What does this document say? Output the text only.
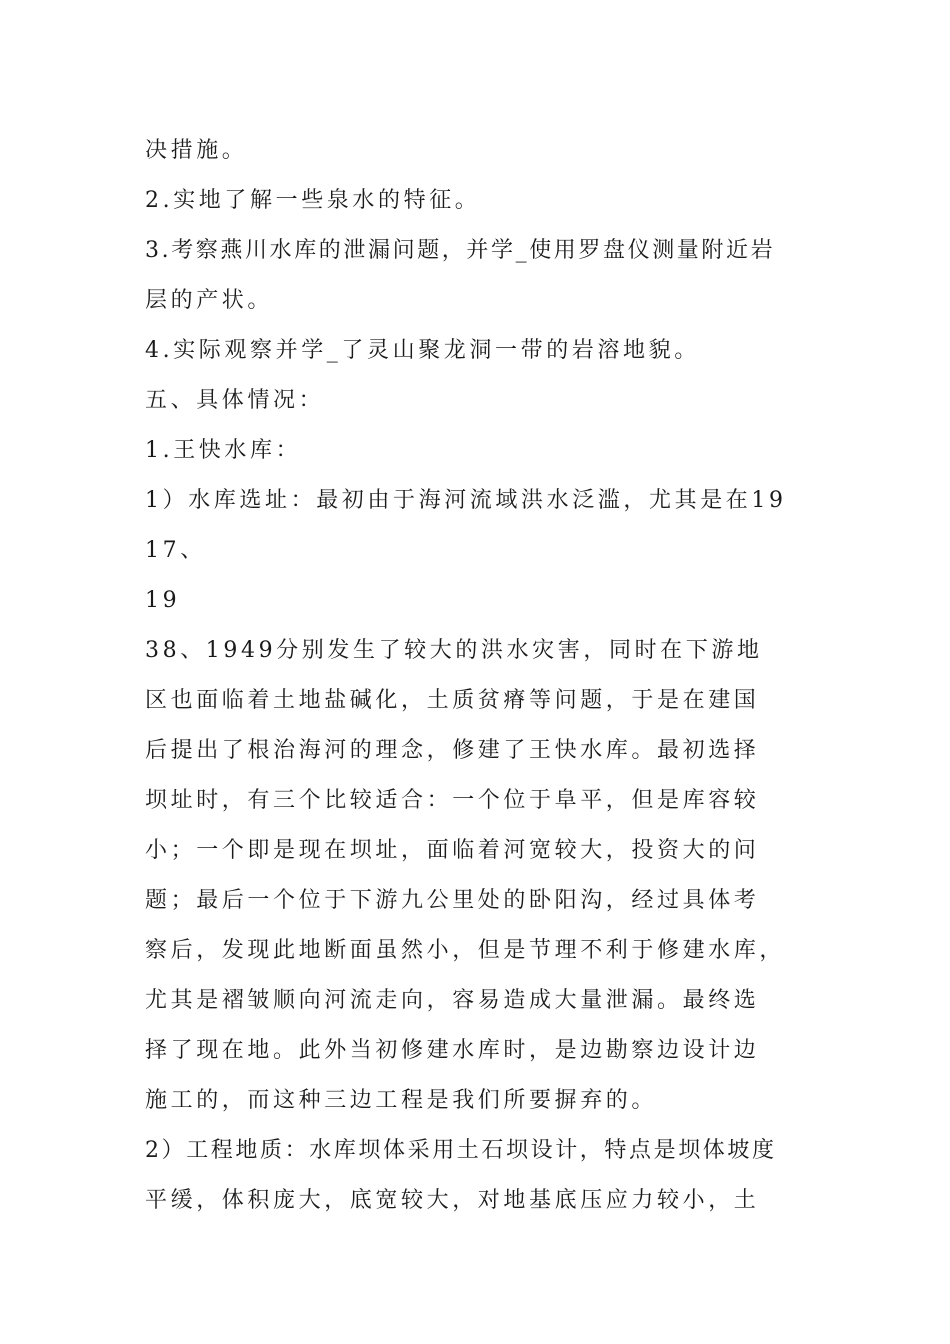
决措施。
2.实地了解一些泉水的特征。
3.考察燕川水库的泄漏问题，并学_使用罗盘仪测量附近岩
层的产状。
4.实际观察并学_了灵山聚龙洞一带的岩溶地貌。
五、具体情况：
1.王快水库：
1）水库选址：最初由于海河流域洪水泛滥，尤其是在19
17、
19
38、1949分别发生了较大的洪水灾害，同时在下游地
区也面临着土地盐碱化，土质贫瘠等问题，于是在建国
后提出了根治海河的理念，修建了王快水库。最初选择
坝址时，有三个比较适合：一个位于阜平，但是库容较
小；一个即是现在坝址，面临着河宽较大，投资大的问
题；最后一个位于下游九公里处的卧阳沟，经过具体考
察后，发现此地断面虽然小，但是节理不利于修建水库，
尤其是褶皱顺向河流走向，容易造成大量泄漏。最终选
择了现在地。此外当初修建水库时，是边勘察边设计边
施工的，而这种三边工程是我们所要摒弃的。
2）工程地质：水库坝体采用土石坝设计，特点是坝体坡度
平缓，体积庞大，底宽较大，对地基底压应力较小，土
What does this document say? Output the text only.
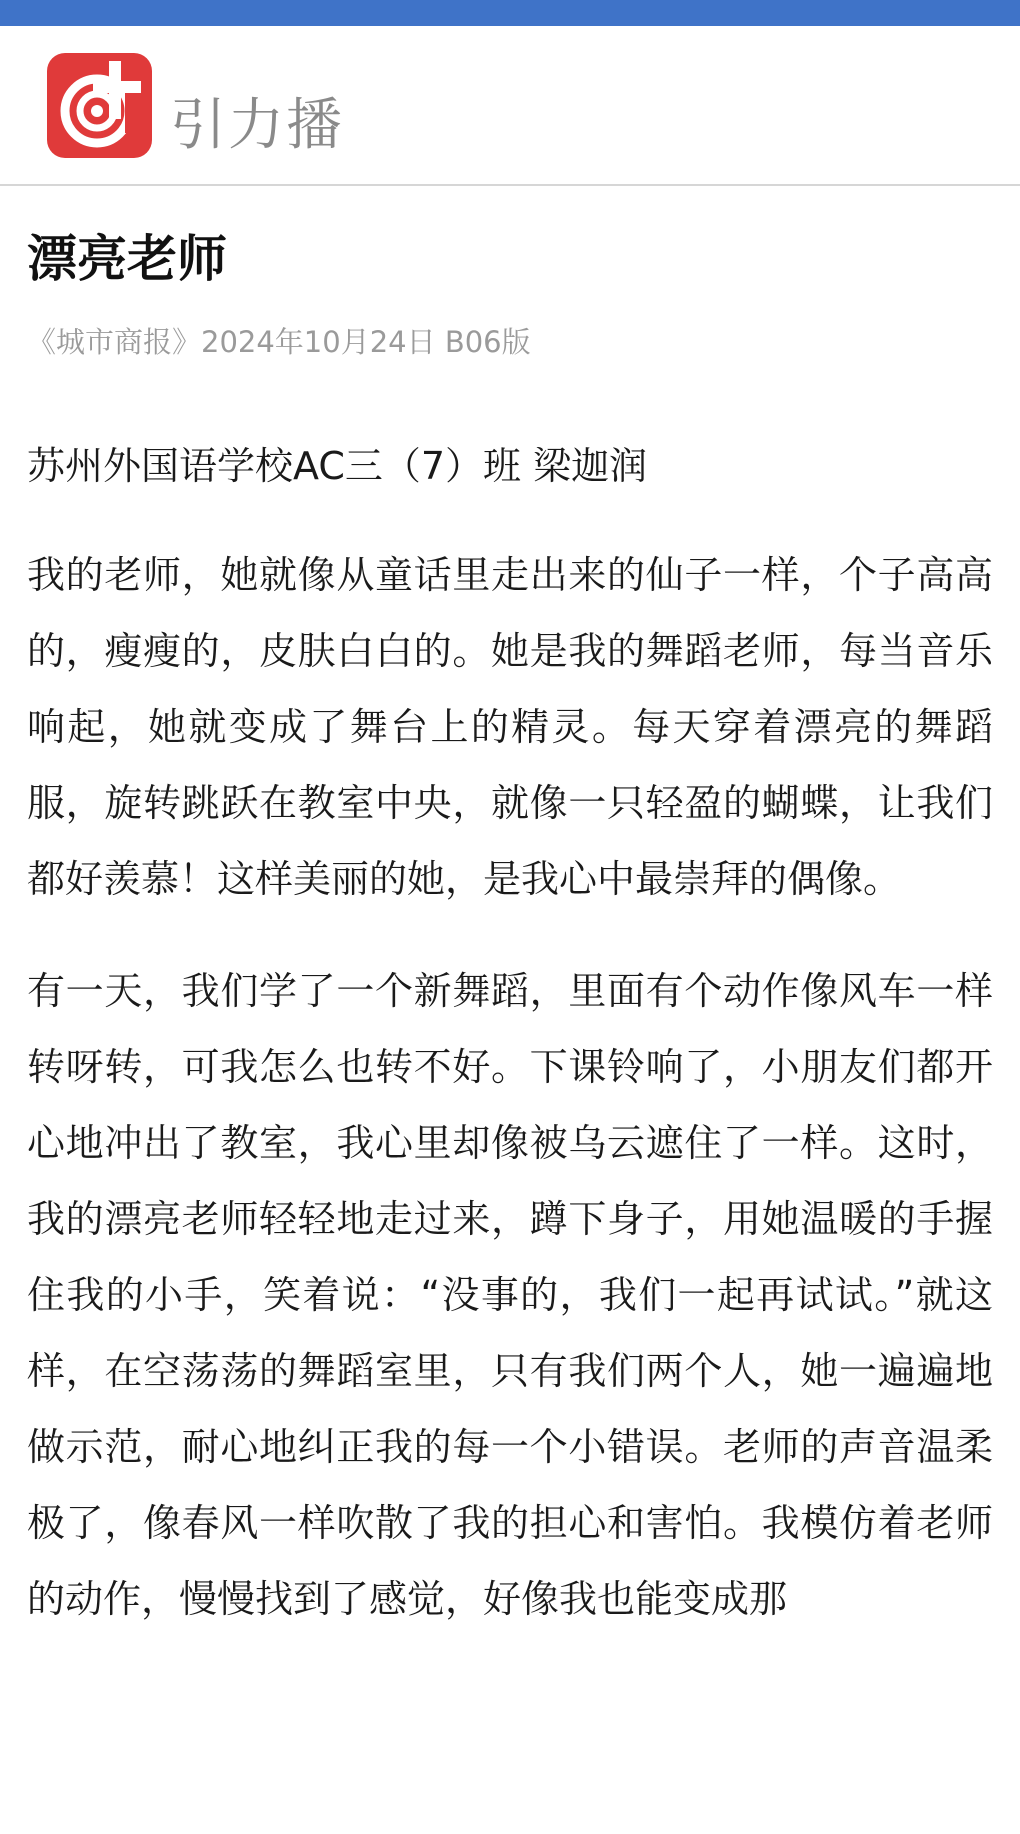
引力播
漂亮老师
《城市商报》2024年10月24日 B06版
苏州外国语学校AC三（7）班 梁迦润

我的老师，她就像从童话里走出来的仙子一样，个子高高的，瘦瘦的，皮肤白白的。她是我的舞蹈老师，每当音乐响起，她就变成了舞台上的精灵。每天穿着漂亮的舞蹈服，旋转跳跃在教室中央，就像一只轻盈的蝴蝶，让我们都好羡慕！这样美丽的她，是我心中最崇拜的偶像。

有一天，我们学了一个新舞蹈，里面有个动作像风车一样转呀转，可我怎么也转不好。下课铃响了，小朋友们都开心地冲出了教室，我心里却像被乌云遮住了一样。这时，我的漂亮老师轻轻地走过来，蹲下身子，用她温暖的手握住我的小手，笑着说：“没事的，我们一起再试试。”就这样，在空荡荡的舞蹈室里，只有我们两个人，她一遍遍地做示范，耐心地纠正我的每一个小错误。老师的声音温柔极了，像春风一样吹散了我的担心和害怕。我模仿着老师的动作，慢慢找到了感觉，好像我也能变成那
━━━━━━━━━━
* [WORK TO DO]: Give the material again exactly as it is, but keep the pictures out.

* [RESPONSE FOR THIS EXERCISE]:
What does this document say? Output the text only.
决措施。
2.实地了解一些泉水的特征。
3.考察燕川水库的泄漏问题，并学_使用罗盘仪测量附近岩
层的产状。
4.实际观察并学_了灵山聚龙洞一带的岩溶地貌。
五、具体情况：
1.王快水库：
1）水库选址：最初由于海河流域洪水泛滥，尤其是在19
17、
19
38、1949分别发生了较大的洪水灾害，同时在下游地
区也面临着土地盐碱化，土质贫瘠等问题，于是在建国
后提出了根治海河的理念，修建了王快水库。最初选择
坝址时，有三个比较适合：一个位于阜平，但是库容较
小；一个即是现在坝址，面临着河宽较大，投资大的问
题；最后一个位于下游九公里处的卧阳沟，经过具体考
察后，发现此地断面虽然小，但是节理不利于修建水库，
尤其是褶皱顺向河流走向，容易造成大量泄漏。最终选
择了现在地。此外当初修建水库时，是边勘察边设计边
施工的，而这种三边工程是我们所要摒弃的。
2）工程地质：水库坝体采用土石坝设计，特点是坝体坡度
平缓，体积庞大，底宽较大，对地基底压应力较小，土
What does this document say? Output the text only.
引力播
漂亮老师
《城市商报》2024年10月24日 B06版
苏州外国语学校AC三（7）班 梁迦润

我的老师，她就像从童话里走出来的仙子一样，个子高高的，瘦瘦的，皮肤白白的。她是我的舞蹈老师，每当音乐响起，她就变成了舞台上的精灵。每天穿着漂亮的舞蹈服，旋转跳跃在教室中央，就像一只轻盈的蝴蝶，让我们都好羡慕！这样美丽的她，是我心中最崇拜的偶像。

有一天，我们学了一个新舞蹈，里面有个动作像风车一样转呀转，可我怎么也转不好。下课铃响了，小朋友们都开心地冲出了教室，我心里却像被乌云遮住了一样。这时，我的漂亮老师轻轻地走过来，蹲下身子，用她温暖的手握住我的小手，笑着说：“没事的，我们一起再试试。”就这样，在空荡荡的舞蹈室里，只有我们两个人，她一遍遍地做示范，耐心地纠正我的每一个小错误。老师的声音温柔极了，像春风一样吹散了我的担心和害怕。我模仿着老师的动作，慢慢找到了感觉，好像我也能变成那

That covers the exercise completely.